## Begin Passage to read

Someone once told Greg Pardlo, GW’s newest creative writing professor and poet, that academia could ruin his poetry. After Thursday night’s poetry reading however, Pardlo should have no fear that he is losing his talent, if anything, his talent is increasing.

For a man with many awards to his name, Pardlo is incredibly humorous and humble. He made many playful shout outs to the audience from faculty (“You knew that line was coming Faye Moskowitz!”) to students (“And to my homies in the English department, Sasha and Justin.”) This also means that Pardlo is very open in discussing what actually inspires his poetry too.

“Each project has a certain obsession that guides it,” he said. For his book Totem this obsession was the painterly art. “I wished I could be a painter,” he said. “So it was the intersection between painters and poets.” This lead to a reading of his poem on a bar fight with Jackson Pollack called, “Title It Shotgun Wound” to a the story of a tryst between artists, Georgia O’Keefe and writer Jean Toomer, titled “Restoring O’Keefe.”

Pardlo garners his inspiration from many sources, but he emphasized that the typical student excuse “nothing ever happened to me, I grew up in a suburb” does not work. “You have to find something,” he said. “Look, I grew up in the suburbs too, but I had never written about the suburbs. So I tried to find passion and meaning in the suburbs.” This thought process culminated in a poem aptly titled, “Suburban Passional.”

## End Passage to read
## Begin Supplied material

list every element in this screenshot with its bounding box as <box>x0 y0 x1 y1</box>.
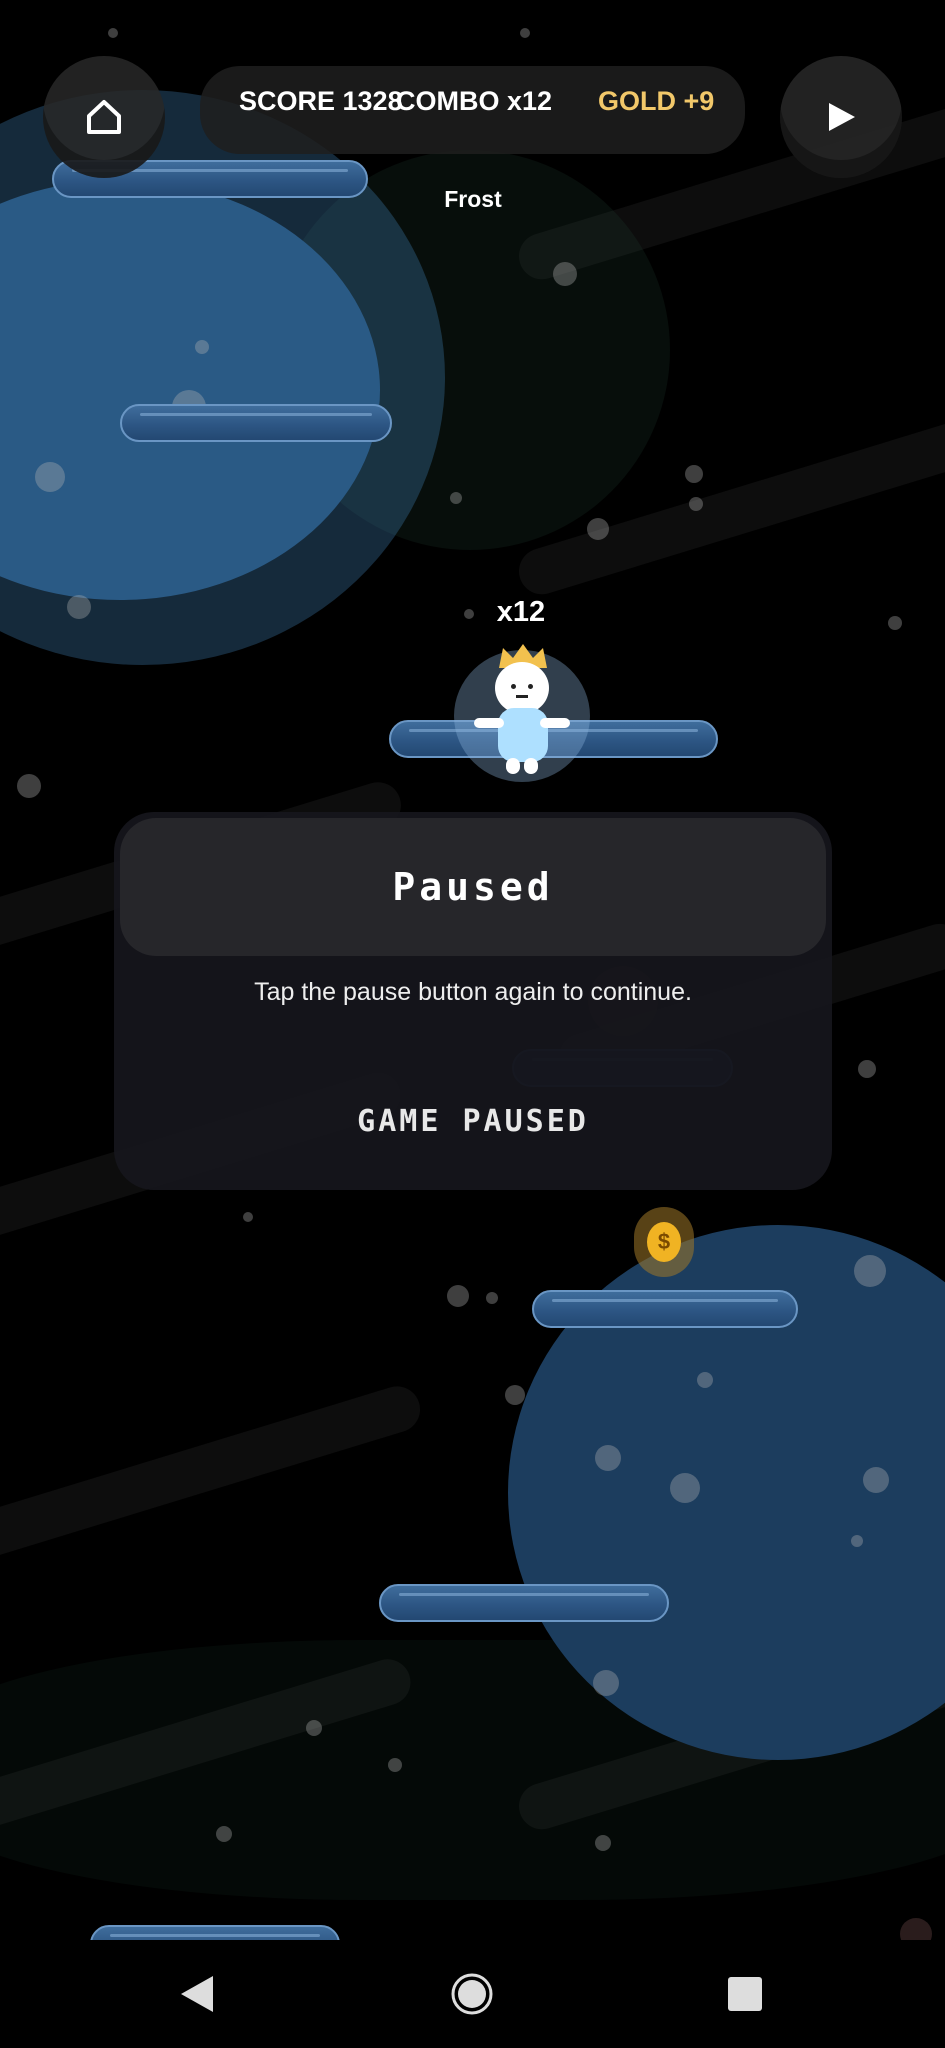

## End Supplied material

» **Problem requirements**
Write the next few paragraphs of the article on Greg Pardlo's poetry reading, picking up after its final sentence.

» **Response below**
At this point in the reading Pardlo had reached his current poems written during his time as an academic. Those who doubted his ability to meld all texts and contexts into poetry as an academic were instantly proved wrong. He said, “My new poetry is about exploring my life or one’s life in texts. All of you English majors understand that the songs we listen to, the movies we watch, the books we read, are texts.” One of Pardlo’s most distinctive poem explores a common phrase often found in slave narratives, “I was born.” In his poem, “Written By Himself” he catapults off of this theme to epic proportions, eventually landing him in the current issue of The American Poetry Review.

Pardlo is a poetic force to be reckoned with. GW is lucky to have him.